Collected data
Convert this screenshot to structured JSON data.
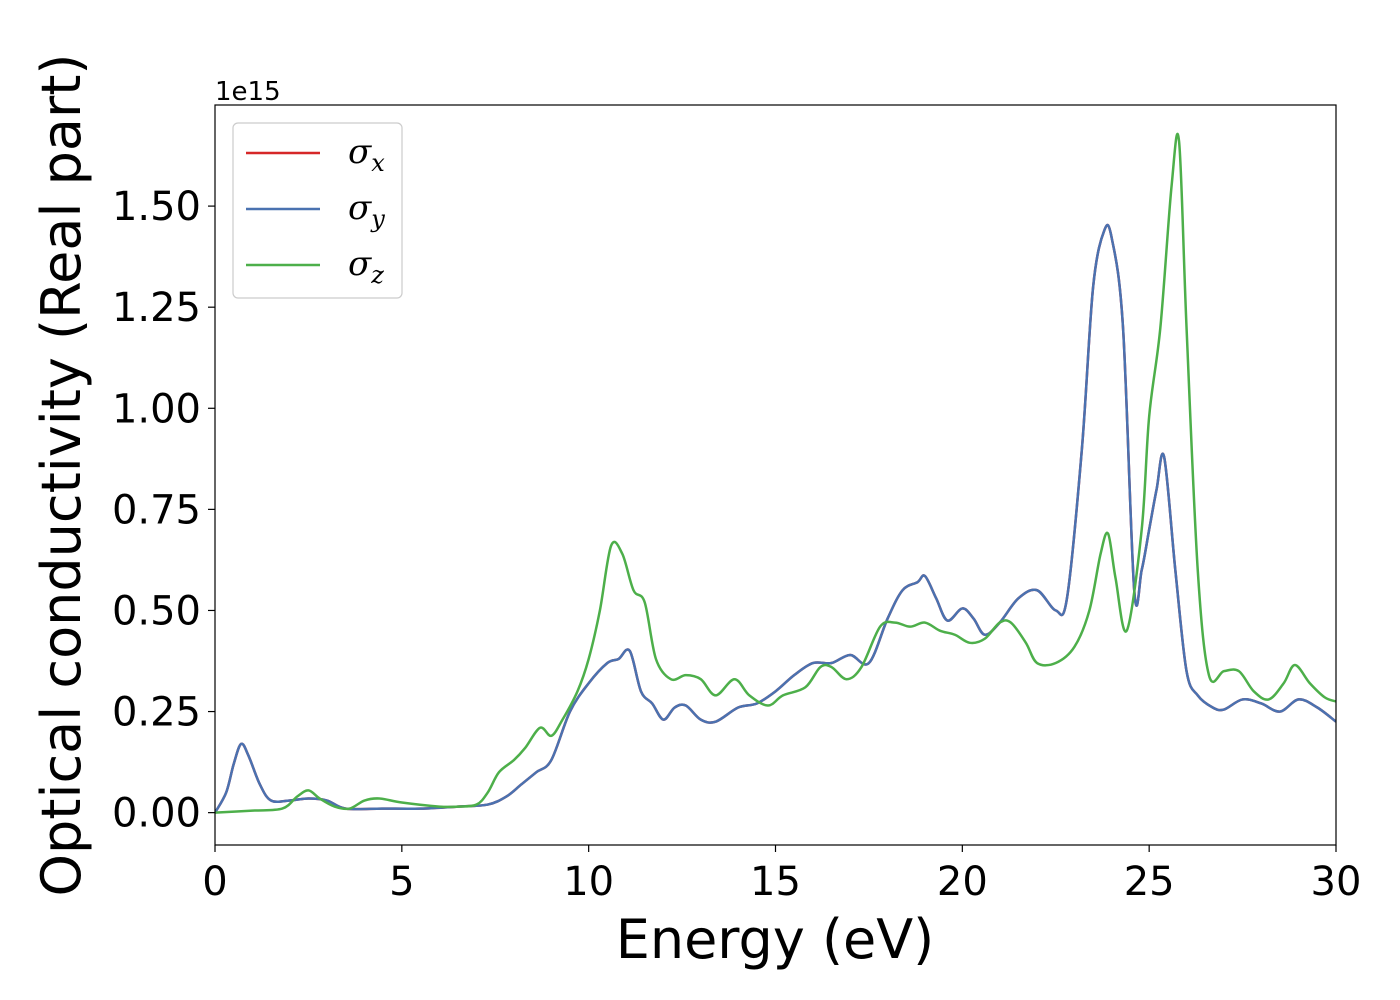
{
  "chart_data": {
    "type": "line",
    "xlabel": "Energy (eV)",
    "ylabel": "Optical conductivity (Real part)",
    "y_offset_text": "1e15",
    "xlim": [
      0,
      30
    ],
    "ylim": [
      -0.08,
      1.75
    ],
    "x_ticks": [
      0,
      5,
      10,
      15,
      20,
      25,
      30
    ],
    "x_tick_labels": [
      "0",
      "5",
      "10",
      "15",
      "20",
      "25",
      "30"
    ],
    "y_ticks": [
      0.0,
      0.25,
      0.5,
      0.75,
      1.0,
      1.25,
      1.5
    ],
    "y_tick_labels": [
      "0.00",
      "0.25",
      "0.50",
      "0.75",
      "1.00",
      "1.25",
      "1.50"
    ],
    "grid": false,
    "legend_position": "top-left",
    "series": [
      {
        "name": "σx",
        "legend_base": "σ",
        "legend_sub": "x",
        "color": "#d62728",
        "x": [
          0,
          0.3,
          0.5,
          0.7,
          0.9,
          1.2,
          1.5,
          2.0,
          2.5,
          3.0,
          3.5,
          4.5,
          5.5,
          6.5,
          7.3,
          7.8,
          8.2,
          8.6,
          9.0,
          9.5,
          10.0,
          10.5,
          10.8,
          11.1,
          11.4,
          11.7,
          12.0,
          12.3,
          12.6,
          13.0,
          13.4,
          14.0,
          14.5,
          15.0,
          15.5,
          16.0,
          16.5,
          17.0,
          17.5,
          18.0,
          18.4,
          18.8,
          19.0,
          19.3,
          19.6,
          20.0,
          20.3,
          20.6,
          21.0,
          21.5,
          22.0,
          22.5,
          22.8,
          23.2,
          23.5,
          23.8,
          24.0,
          24.3,
          24.6,
          24.8,
          25.0,
          25.2,
          25.4,
          25.7,
          26.0,
          26.3,
          26.7,
          27.0,
          27.5,
          28.0,
          28.5,
          29.0,
          29.5,
          30.0
        ],
        "y": [
          0.0,
          0.05,
          0.12,
          0.17,
          0.14,
          0.07,
          0.03,
          0.03,
          0.035,
          0.03,
          0.01,
          0.01,
          0.01,
          0.015,
          0.02,
          0.04,
          0.07,
          0.1,
          0.13,
          0.25,
          0.32,
          0.37,
          0.38,
          0.4,
          0.3,
          0.27,
          0.23,
          0.26,
          0.265,
          0.23,
          0.225,
          0.26,
          0.27,
          0.3,
          0.34,
          0.37,
          0.37,
          0.39,
          0.37,
          0.48,
          0.55,
          0.57,
          0.585,
          0.53,
          0.475,
          0.505,
          0.48,
          0.44,
          0.47,
          0.53,
          0.55,
          0.5,
          0.53,
          0.9,
          1.3,
          1.44,
          1.42,
          1.2,
          0.55,
          0.6,
          0.7,
          0.8,
          0.88,
          0.6,
          0.35,
          0.29,
          0.26,
          0.255,
          0.28,
          0.27,
          0.25,
          0.28,
          0.26,
          0.225
        ]
      },
      {
        "name": "σy",
        "legend_base": "σ",
        "legend_sub": "y",
        "color": "#4a72b0",
        "x": [
          0,
          0.3,
          0.5,
          0.7,
          0.9,
          1.2,
          1.5,
          2.0,
          2.5,
          3.0,
          3.5,
          4.5,
          5.5,
          6.5,
          7.3,
          7.8,
          8.2,
          8.6,
          9.0,
          9.5,
          10.0,
          10.5,
          10.8,
          11.1,
          11.4,
          11.7,
          12.0,
          12.3,
          12.6,
          13.0,
          13.4,
          14.0,
          14.5,
          15.0,
          15.5,
          16.0,
          16.5,
          17.0,
          17.5,
          18.0,
          18.4,
          18.8,
          19.0,
          19.3,
          19.6,
          20.0,
          20.3,
          20.6,
          21.0,
          21.5,
          22.0,
          22.5,
          22.8,
          23.2,
          23.5,
          23.8,
          24.0,
          24.3,
          24.6,
          24.8,
          25.0,
          25.2,
          25.4,
          25.7,
          26.0,
          26.3,
          26.7,
          27.0,
          27.5,
          28.0,
          28.5,
          29.0,
          29.5,
          30.0
        ],
        "y": [
          0.0,
          0.05,
          0.12,
          0.17,
          0.14,
          0.07,
          0.03,
          0.03,
          0.035,
          0.03,
          0.01,
          0.01,
          0.01,
          0.015,
          0.02,
          0.04,
          0.07,
          0.1,
          0.13,
          0.25,
          0.32,
          0.37,
          0.38,
          0.4,
          0.3,
          0.27,
          0.23,
          0.26,
          0.265,
          0.23,
          0.225,
          0.26,
          0.27,
          0.3,
          0.34,
          0.37,
          0.37,
          0.39,
          0.37,
          0.48,
          0.55,
          0.57,
          0.585,
          0.53,
          0.475,
          0.505,
          0.48,
          0.44,
          0.47,
          0.53,
          0.55,
          0.5,
          0.53,
          0.9,
          1.3,
          1.44,
          1.42,
          1.2,
          0.55,
          0.6,
          0.7,
          0.8,
          0.88,
          0.6,
          0.35,
          0.29,
          0.26,
          0.255,
          0.28,
          0.27,
          0.25,
          0.28,
          0.26,
          0.225
        ]
      },
      {
        "name": "σz",
        "legend_base": "σ",
        "legend_sub": "z",
        "color": "#4daf4a",
        "x": [
          0,
          1.0,
          1.8,
          2.2,
          2.5,
          2.8,
          3.2,
          3.6,
          4.0,
          4.4,
          5.0,
          6.0,
          6.5,
          7.0,
          7.3,
          7.6,
          8.0,
          8.3,
          8.7,
          9.0,
          9.3,
          9.7,
          10.0,
          10.3,
          10.6,
          10.9,
          11.2,
          11.5,
          11.8,
          12.2,
          12.6,
          13.0,
          13.4,
          13.9,
          14.3,
          14.8,
          15.2,
          15.8,
          16.2,
          16.5,
          16.9,
          17.3,
          17.8,
          18.2,
          18.6,
          19.0,
          19.4,
          19.8,
          20.2,
          20.6,
          21.0,
          21.3,
          21.7,
          22.0,
          22.5,
          23.0,
          23.4,
          23.7,
          23.9,
          24.1,
          24.4,
          24.8,
          25.0,
          25.3,
          25.6,
          25.8,
          26.0,
          26.3,
          26.6,
          27.0,
          27.4,
          27.8,
          28.2,
          28.6,
          28.9,
          29.3,
          29.7,
          30.0
        ],
        "y": [
          0.0,
          0.005,
          0.01,
          0.04,
          0.055,
          0.035,
          0.015,
          0.01,
          0.03,
          0.035,
          0.025,
          0.015,
          0.015,
          0.02,
          0.05,
          0.1,
          0.13,
          0.16,
          0.21,
          0.19,
          0.23,
          0.3,
          0.38,
          0.5,
          0.66,
          0.64,
          0.55,
          0.52,
          0.38,
          0.33,
          0.34,
          0.33,
          0.29,
          0.33,
          0.29,
          0.265,
          0.29,
          0.31,
          0.36,
          0.36,
          0.33,
          0.36,
          0.46,
          0.47,
          0.46,
          0.47,
          0.45,
          0.44,
          0.42,
          0.43,
          0.47,
          0.47,
          0.42,
          0.37,
          0.37,
          0.41,
          0.5,
          0.64,
          0.69,
          0.58,
          0.45,
          0.7,
          0.98,
          1.2,
          1.55,
          1.66,
          1.2,
          0.6,
          0.34,
          0.35,
          0.35,
          0.3,
          0.28,
          0.32,
          0.365,
          0.32,
          0.285,
          0.275
        ]
      }
    ]
  }
}
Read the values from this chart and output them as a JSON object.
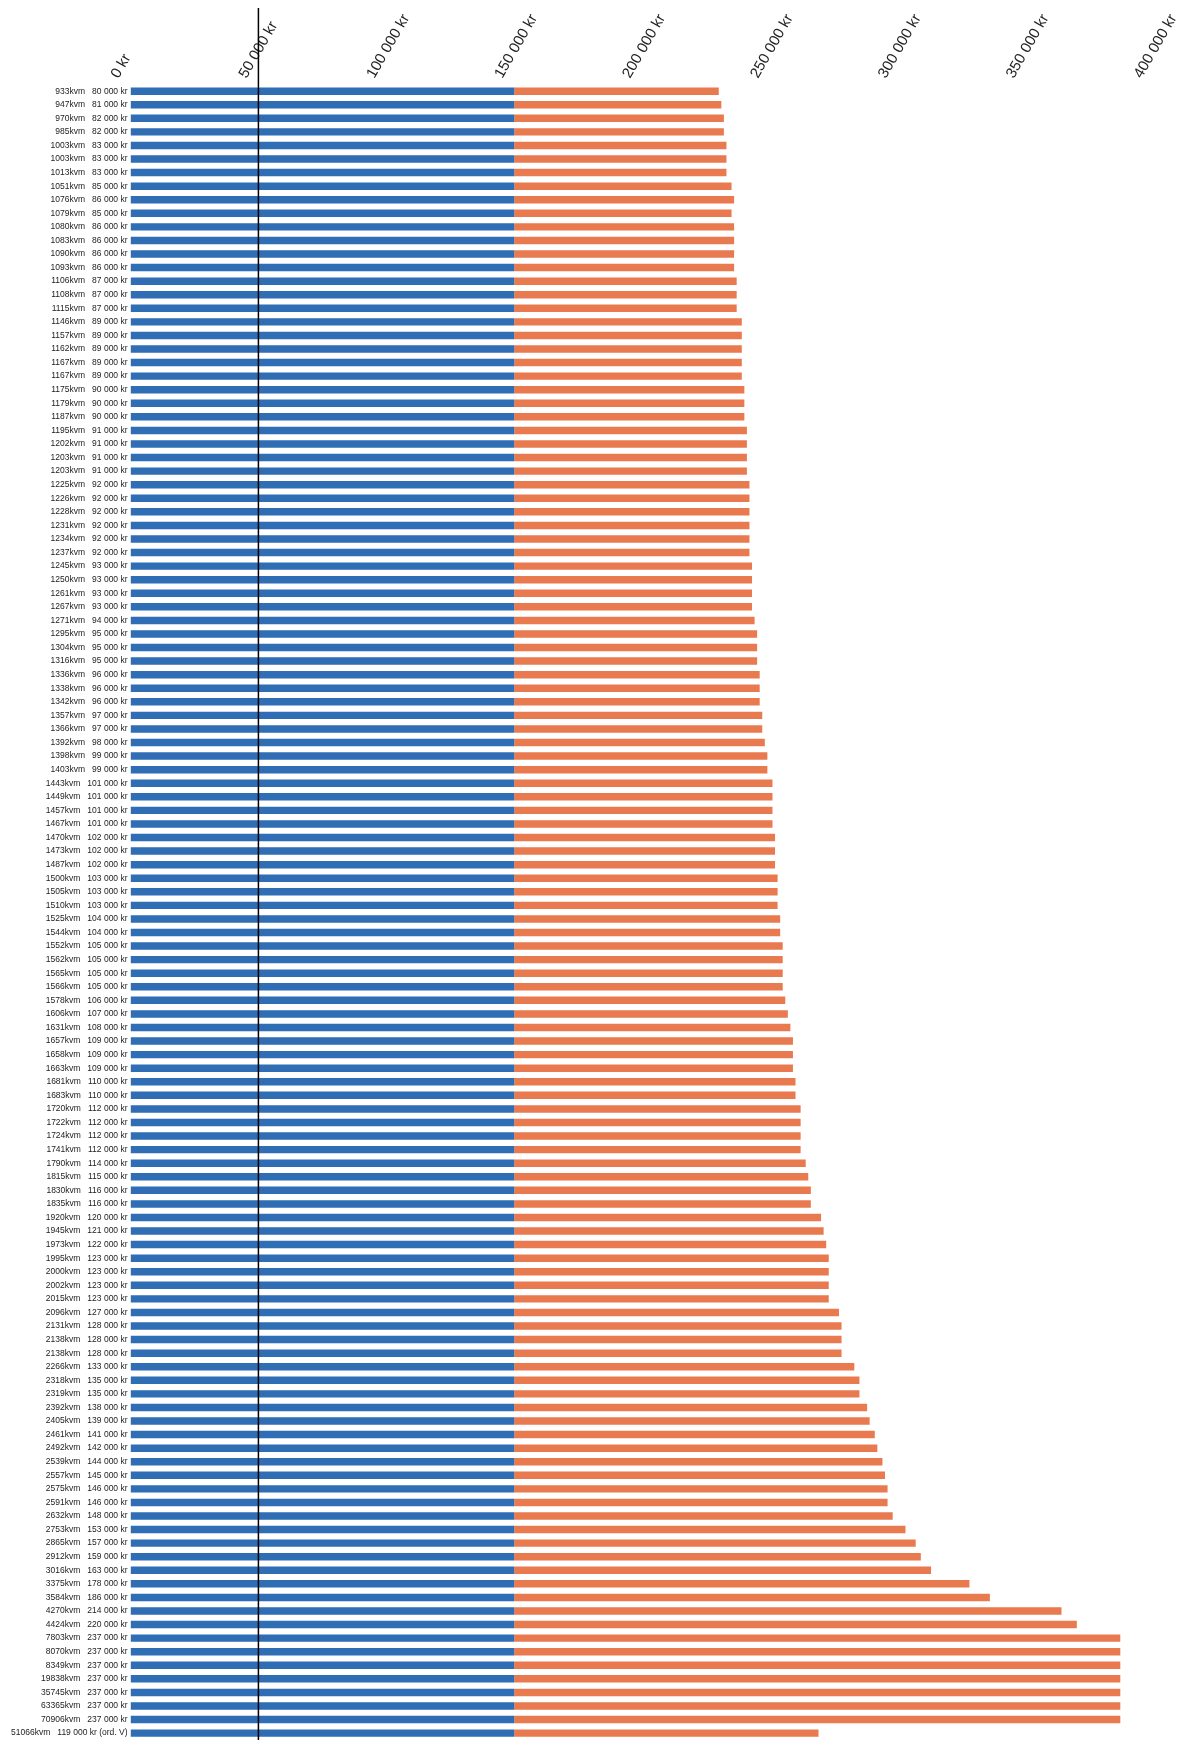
{
  "chart_data": {
    "type": "bar",
    "orientation": "horizontal",
    "stacked": true,
    "categories": [
      "933kvm   80 000 kr",
      "947kvm   81 000 kr",
      "970kvm   82 000 kr",
      "985kvm   82 000 kr",
      "1003kvm   83 000 kr",
      "1003kvm   83 000 kr",
      "1013kvm   83 000 kr",
      "1051kvm   85 000 kr",
      "1076kvm   86 000 kr",
      "1079kvm   85 000 kr",
      "1080kvm   86 000 kr",
      "1083kvm   86 000 kr",
      "1090kvm   86 000 kr",
      "1093kvm   86 000 kr",
      "1106kvm   87 000 kr",
      "1108kvm   87 000 kr",
      "1115kvm   87 000 kr",
      "1146kvm   89 000 kr",
      "1157kvm   89 000 kr",
      "1162kvm   89 000 kr",
      "1167kvm   89 000 kr",
      "1167kvm   89 000 kr",
      "1175kvm   90 000 kr",
      "1179kvm   90 000 kr",
      "1187kvm   90 000 kr",
      "1195kvm   91 000 kr",
      "1202kvm   91 000 kr",
      "1203kvm   91 000 kr",
      "1203kvm   91 000 kr",
      "1225kvm   92 000 kr",
      "1226kvm   92 000 kr",
      "1228kvm   92 000 kr",
      "1231kvm   92 000 kr",
      "1234kvm   92 000 kr",
      "1237kvm   92 000 kr",
      "1245kvm   93 000 kr",
      "1250kvm   93 000 kr",
      "1261kvm   93 000 kr",
      "1267kvm   93 000 kr",
      "1271kvm   94 000 kr",
      "1295kvm   95 000 kr",
      "1304kvm   95 000 kr",
      "1316kvm   95 000 kr",
      "1336kvm   96 000 kr",
      "1338kvm   96 000 kr",
      "1342kvm   96 000 kr",
      "1357kvm   97 000 kr",
      "1366kvm   97 000 kr",
      "1392kvm   98 000 kr",
      "1398kvm   99 000 kr",
      "1403kvm   99 000 kr",
      "1443kvm   101 000 kr",
      "1449kvm   101 000 kr",
      "1457kvm   101 000 kr",
      "1467kvm   101 000 kr",
      "1470kvm   102 000 kr",
      "1473kvm   102 000 kr",
      "1487kvm   102 000 kr",
      "1500kvm   103 000 kr",
      "1505kvm   103 000 kr",
      "1510kvm   103 000 kr",
      "1525kvm   104 000 kr",
      "1544kvm   104 000 kr",
      "1552kvm   105 000 kr",
      "1562kvm   105 000 kr",
      "1565kvm   105 000 kr",
      "1566kvm   105 000 kr",
      "1578kvm   106 000 kr",
      "1606kvm   107 000 kr",
      "1631kvm   108 000 kr",
      "1657kvm   109 000 kr",
      "1658kvm   109 000 kr",
      "1663kvm   109 000 kr",
      "1681kvm   110 000 kr",
      "1683kvm   110 000 kr",
      "1720kvm   112 000 kr",
      "1722kvm   112 000 kr",
      "1724kvm   112 000 kr",
      "1741kvm   112 000 kr",
      "1790kvm   114 000 kr",
      "1815kvm   115 000 kr",
      "1830kvm   116 000 kr",
      "1835kvm   116 000 kr",
      "1920kvm   120 000 kr",
      "1945kvm   121 000 kr",
      "1973kvm   122 000 kr",
      "1995kvm   123 000 kr",
      "2000kvm   123 000 kr",
      "2002kvm   123 000 kr",
      "2015kvm   123 000 kr",
      "2096kvm   127 000 kr",
      "2131kvm   128 000 kr",
      "2138kvm   128 000 kr",
      "2138kvm   128 000 kr",
      "2266kvm   133 000 kr",
      "2318kvm   135 000 kr",
      "2319kvm   135 000 kr",
      "2392kvm   138 000 kr",
      "2405kvm   139 000 kr",
      "2461kvm   141 000 kr",
      "2492kvm   142 000 kr",
      "2539kvm   144 000 kr",
      "2557kvm   145 000 kr",
      "2575kvm   146 000 kr",
      "2591kvm   146 000 kr",
      "2632kvm   148 000 kr",
      "2753kvm   153 000 kr",
      "2865kvm   157 000 kr",
      "2912kvm   159 000 kr",
      "3016kvm   163 000 kr",
      "3375kvm   178 000 kr",
      "3584kvm   186 000 kr",
      "4270kvm   214 000 kr",
      "4424kvm   220 000 kr",
      "7803kvm   237 000 kr",
      "8070kvm   237 000 kr",
      "8349kvm   237 000 kr",
      "19838kvm   237 000 kr",
      "35745kvm   237 000 kr",
      "63365kvm   237 000 kr",
      "70906kvm   237 000 kr",
      "51066kvm   119 000 kr (ord. V)"
    ],
    "series": [
      {
        "color": "#2f6db5",
        "values": [
          150000,
          150000,
          150000,
          150000,
          150000,
          150000,
          150000,
          150000,
          150000,
          150000,
          150000,
          150000,
          150000,
          150000,
          150000,
          150000,
          150000,
          150000,
          150000,
          150000,
          150000,
          150000,
          150000,
          150000,
          150000,
          150000,
          150000,
          150000,
          150000,
          150000,
          150000,
          150000,
          150000,
          150000,
          150000,
          150000,
          150000,
          150000,
          150000,
          150000,
          150000,
          150000,
          150000,
          150000,
          150000,
          150000,
          150000,
          150000,
          150000,
          150000,
          150000,
          150000,
          150000,
          150000,
          150000,
          150000,
          150000,
          150000,
          150000,
          150000,
          150000,
          150000,
          150000,
          150000,
          150000,
          150000,
          150000,
          150000,
          150000,
          150000,
          150000,
          150000,
          150000,
          150000,
          150000,
          150000,
          150000,
          150000,
          150000,
          150000,
          150000,
          150000,
          150000,
          150000,
          150000,
          150000,
          150000,
          150000,
          150000,
          150000,
          150000,
          150000,
          150000,
          150000,
          150000,
          150000,
          150000,
          150000,
          150000,
          150000,
          150000,
          150000,
          150000,
          150000,
          150000,
          150000,
          150000,
          150000,
          150000,
          150000,
          150000,
          150000,
          150000,
          150000,
          150000,
          150000,
          150000,
          150000,
          150000,
          150000,
          150000,
          150000
        ]
      },
      {
        "color": "#e97a4f",
        "values": [
          80000,
          81000,
          82000,
          82000,
          83000,
          83000,
          83000,
          85000,
          86000,
          85000,
          86000,
          86000,
          86000,
          86000,
          87000,
          87000,
          87000,
          89000,
          89000,
          89000,
          89000,
          89000,
          90000,
          90000,
          90000,
          91000,
          91000,
          91000,
          91000,
          92000,
          92000,
          92000,
          92000,
          92000,
          92000,
          93000,
          93000,
          93000,
          93000,
          94000,
          95000,
          95000,
          95000,
          96000,
          96000,
          96000,
          97000,
          97000,
          98000,
          99000,
          99000,
          101000,
          101000,
          101000,
          101000,
          102000,
          102000,
          102000,
          103000,
          103000,
          103000,
          104000,
          104000,
          105000,
          105000,
          105000,
          105000,
          106000,
          107000,
          108000,
          109000,
          109000,
          109000,
          110000,
          110000,
          112000,
          112000,
          112000,
          112000,
          114000,
          115000,
          116000,
          116000,
          120000,
          121000,
          122000,
          123000,
          123000,
          123000,
          123000,
          127000,
          128000,
          128000,
          128000,
          133000,
          135000,
          135000,
          138000,
          139000,
          141000,
          142000,
          144000,
          145000,
          146000,
          146000,
          148000,
          153000,
          157000,
          159000,
          163000,
          178000,
          186000,
          214000,
          220000,
          237000,
          237000,
          237000,
          237000,
          237000,
          237000,
          237000,
          119000
        ]
      }
    ],
    "xlim": [
      0,
      400000
    ],
    "xticks": [
      {
        "value": 0,
        "label": "0 kr"
      },
      {
        "value": 50000,
        "label": "50 000 kr"
      },
      {
        "value": 100000,
        "label": "100 000 kr"
      },
      {
        "value": 150000,
        "label": "150 000 kr"
      },
      {
        "value": 200000,
        "label": "200 000 kr"
      },
      {
        "value": 250000,
        "label": "250 000 kr"
      },
      {
        "value": 300000,
        "label": "300 000 kr"
      },
      {
        "value": 350000,
        "label": "350 000 kr"
      },
      {
        "value": 400000,
        "label": "400 000 kr"
      }
    ],
    "ref_lines": [
      {
        "axis": "x",
        "value": 50000,
        "color": "#000000"
      }
    ],
    "grid": false,
    "legend": false
  }
}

**Aim**
In the records above, locate the lines holding the word "JSON". Copy each of them.

**Reply**
Convert this screenshot to structured JSON data.
Read the values from this chart and output them as a JSON object.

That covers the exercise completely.